▽
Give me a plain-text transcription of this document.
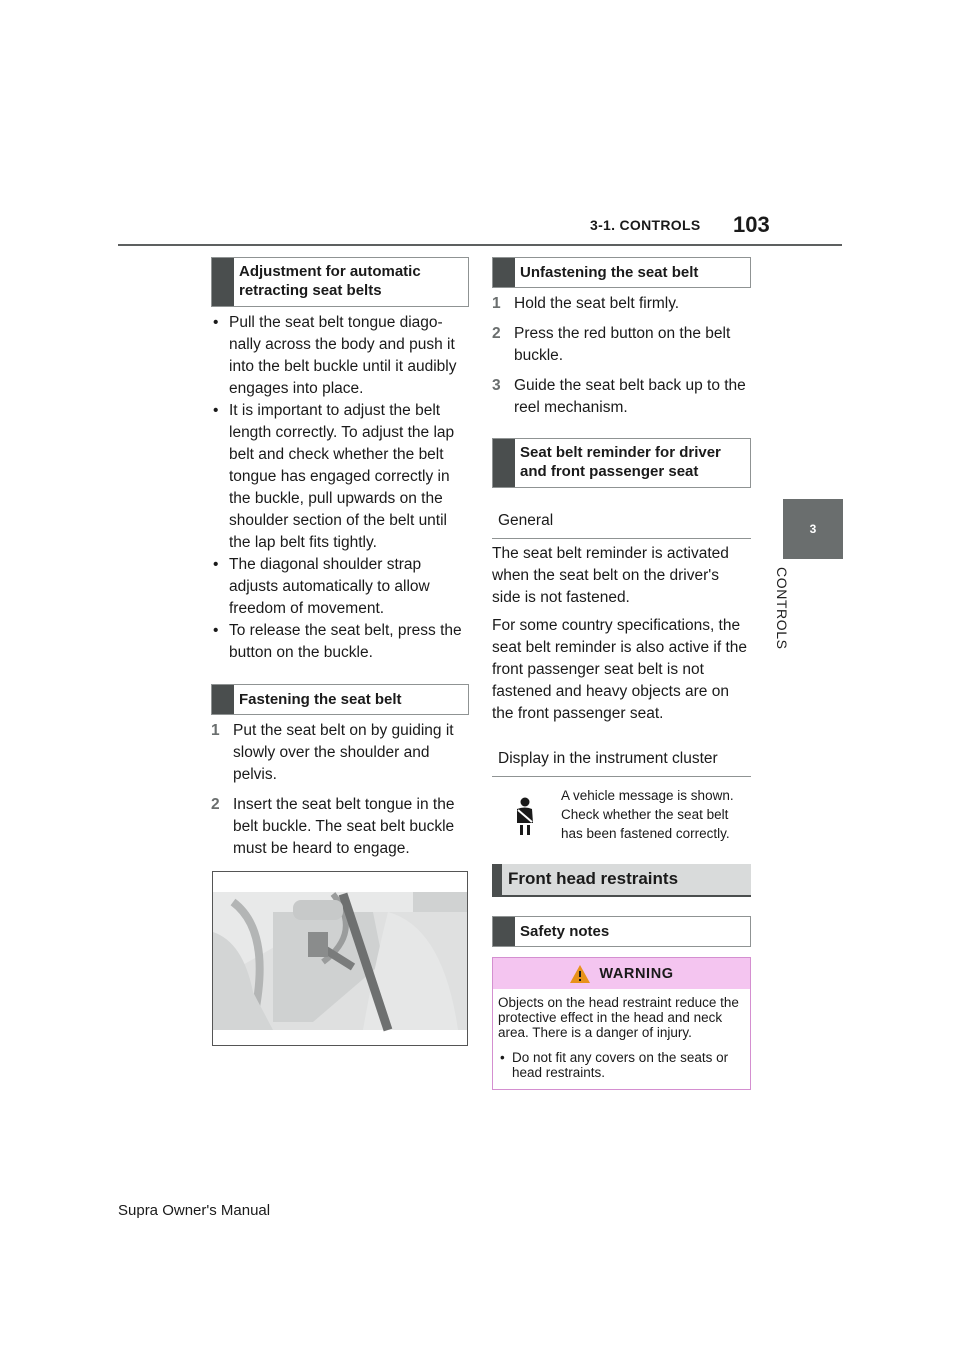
3-1. CONTROLS 103
3
CONTROLS
Adjustment for automatic retracting seat belts
• Pull the seat belt tongue diago-nally across the body and push it into the belt buckle until it audibly engages into place.
• It is important to adjust the belt length correctly. To adjust the lap belt and check whether the belt tongue has engaged correctly in the buckle, pull upwards on the shoulder section of the belt until the lap belt fits tightly.
• The diagonal shoulder strap adjusts automatically to allow freedom of movement.
• To release the seat belt, press the button on the buckle.
Fastening the seat belt
1 Put the seat belt on by guiding it slowly over the shoulder and pelvis.
2 Insert the seat belt tongue in the belt buckle. The seat belt buckle must be heard to engage.
Unfastening the seat belt
1 Hold the seat belt firmly.
2 Press the red button on the belt buckle.
3 Guide the seat belt back up to the reel mechanism.
Seat belt reminder for driver and front passenger seat
General

The seat belt reminder is activated when the seat belt on the driver's side is not fastened.

For some country specifications, the seat belt reminder is also active if the front passenger seat belt is not fastened and heavy objects are on the front passenger seat.

Display in the instrument cluster
A vehicle message is shown. Check whether the seat belt has been fastened correctly.
Front head restraints
Safety notes
WARNING

Objects on the head restraint reduce the protective effect in the head and neck area. There is a danger of injury.

• Do not fit any covers on the seats or head restraints.
Supra Owner's Manual
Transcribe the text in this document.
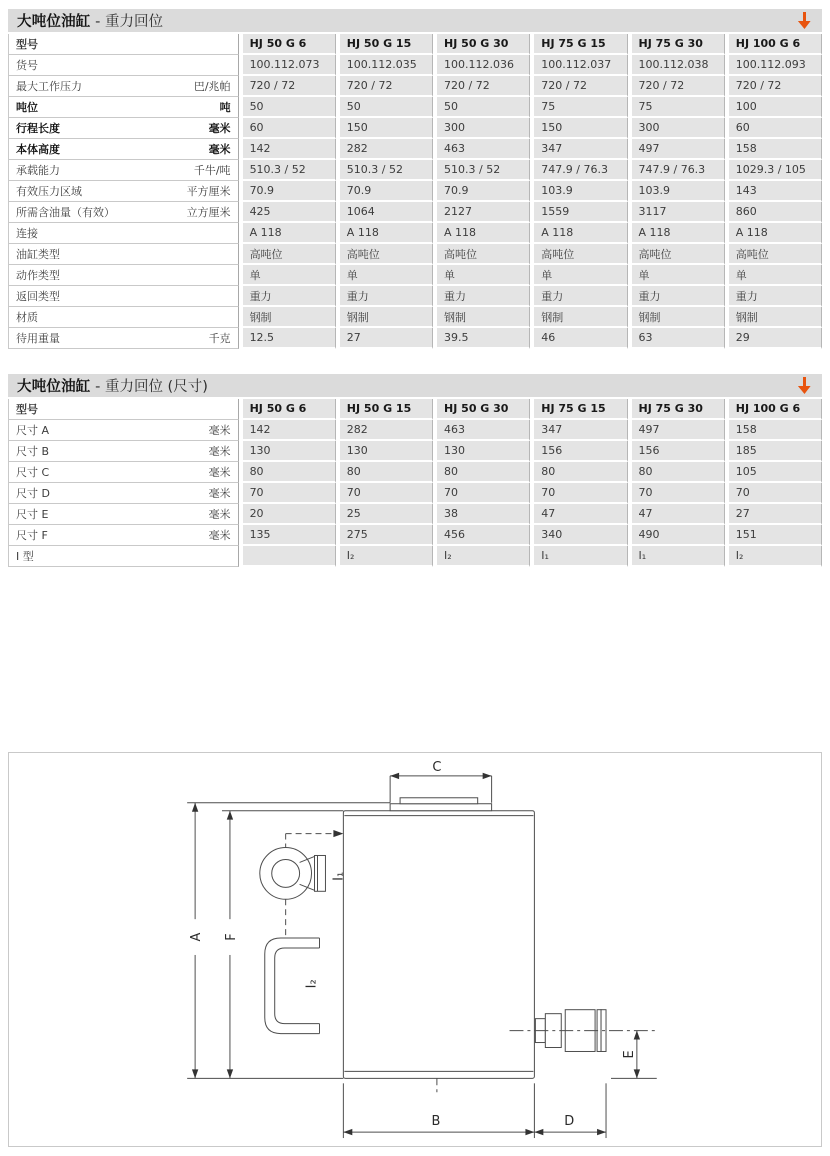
大吨位油缸 - 重力回位
型号	HJ 50 G 6	HJ 50 G 15	HJ 50 G 30	HJ 75 G 15	HJ 75 G 30	HJ 100 G 6

货号	100.112.073	100.112.035	100.112.036	100.112.037	100.112.038	100.112.093

最大工作压力 巴/兆帕	720 / 72	720 / 72	720 / 72	720 / 72	720 / 72	720 / 72

吨位 吨	50	50	50	75	75	100

行程长度 毫米	60	150	300	150	300	60

本体高度 毫米	142	282	463	347	497	158

承载能力 千牛/吨	510.3 / 52	510.3 / 52	510.3 / 52	747.9 / 76.3	747.9 / 76.3	1029.3 / 105

有效压力区域 平方厘米	70.9	70.9	70.9	103.9	103.9	143

所需含油量（有效） 立方厘米	425	1064	2127	1559	3117	860

连接	A 118	A 118	A 118	A 118	A 118	A 118

油缸类型	高吨位	高吨位	高吨位	高吨位	高吨位	高吨位

动作类型	单	单	单	单	单	单

返回类型	重力	重力	重力	重力	重力	重力

材质	钢制	钢制	钢制	钢制	钢制	钢制

待用重量 千克	12.5	27	39.5	46	63	29
大吨位油缸 - 重力回位 (尺寸)
型号	HJ 50 G 6	HJ 50 G 15	HJ 50 G 30	HJ 75 G 15	HJ 75 G 30	HJ 100 G 6

尺寸 A 毫米	142	282	463	347	497	158

尺寸 B 毫米	130	130	130	156	156	185

尺寸 C 毫米	80	80	80	80	80	105

尺寸 D 毫米	70	70	70	70	70	70

尺寸 E 毫米	20	25	38	47	47	27

尺寸 F 毫米	135	275	456	340	490	151

I 型		I₂	I₂	I₁	I₁	I₂
C
A F
I₁
I₂
E
B	D
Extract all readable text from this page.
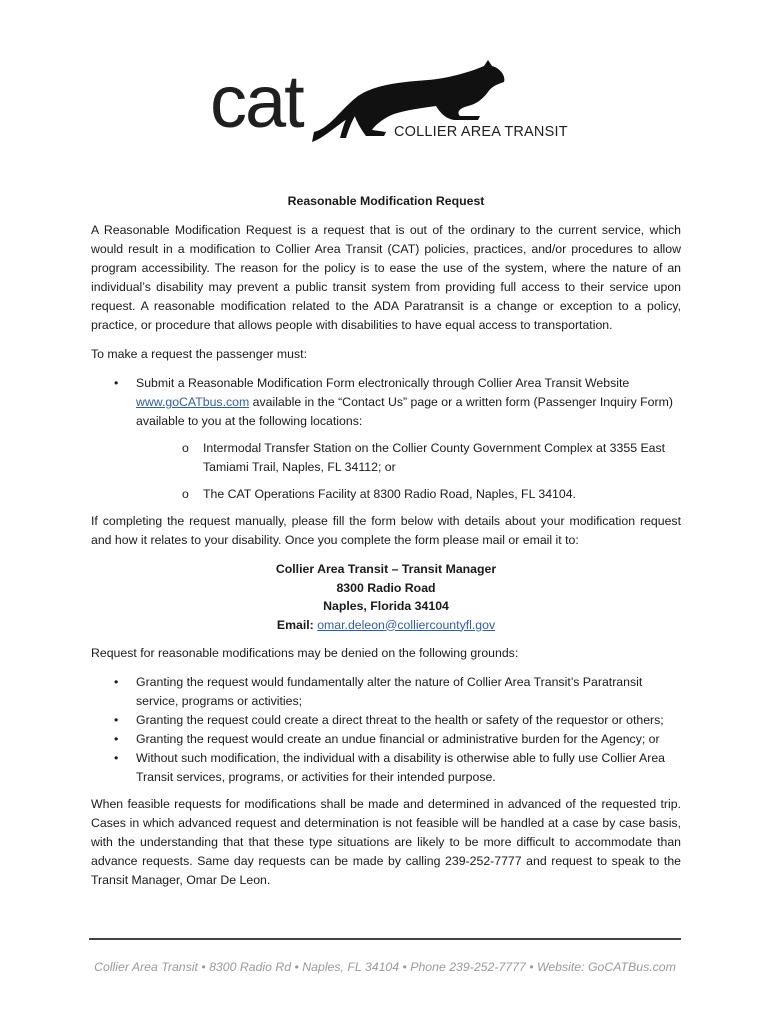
cat	COLLIER AREA TRANSIT
Reasonable Modification Request

A Reasonable Modification Request is a request that is out of the ordinary to the current service, which would result in a modification to Collier Area Transit (CAT) policies, practices, and/or procedures to allow program accessibility. The reason for the policy is to ease the use of the system, where the nature of an individual’s disability may prevent a public transit system from providing full access to their service upon request. A reasonable modification related to the ADA Paratransit is a change or exception to a policy, practice, or procedure that allows people with disabilities to have equal access to transportation.

To make a request the passenger must:

• Submit a Reasonable Modification Form electronically through Collier Area Transit Website www.goCATbus.com available in the “Contact Us” page or a written form (Passenger Inquiry Form) available to you at the following locations:
o Intermodal Transfer Station on the Collier County Government Complex at 3355 East Tamiami Trail, Naples, FL 34112; or
o The CAT Operations Facility at 8300 Radio Road, Naples, FL 34104.

If completing the request manually, please fill the form below with details about your modification request and how it relates to your disability. Once you complete the form please mail or email it to:

Collier Area Transit – Transit Manager
8300 Radio Road
Naples, Florida 34104
Email: omar.deleon@colliercountyfl.gov

Request for reasonable modifications may be denied on the following grounds:

• Granting the request would fundamentally alter the nature of Collier Area Transit’s Paratransit service, programs or activities;
• Granting the request could create a direct threat to the health or safety of the requestor or others;
• Granting the request would create an undue financial or administrative burden for the Agency; or
• Without such modification, the individual with a disability is otherwise able to fully use Collier Area Transit services, programs, or activities for their intended purpose.

When feasible requests for modifications shall be made and determined in advanced of the requested trip. Cases in which advanced request and determination is not feasible will be handled at a case by case basis, with the understanding that that these type situations are likely to be more difficult to accommodate than advance requests. Same day requests can be made by calling 239-252-7777 and request to speak to the Transit Manager, Omar De Leon.

Collier Area Transit • 8300 Radio Rd • Naples, FL 34104 • Phone 239-252-7777 • Website: GoCATBus.com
△
TASK GOAL
List each line of the entries that holds the string "nature".

IN RESPONSE
A Reasonable Modification Request is a request that is out of the ordinary to the current service, which would result in a modification to Collier Area Transit (CAT) policies, practices, and/or procedures to allow program accessibility. The reason for the policy is to ease the use of the system, where the nature of an individual’s disability may prevent a public transit system from providing full access to their service upon request. A reasonable modification related to the ADA Paratransit is a change or exception to a policy, practice, or procedure that allows people with disabilities to have equal access to transportation.
• Granting the request would fundamentally alter the nature of Collier Area Transit’s Paratransit service, programs or activities;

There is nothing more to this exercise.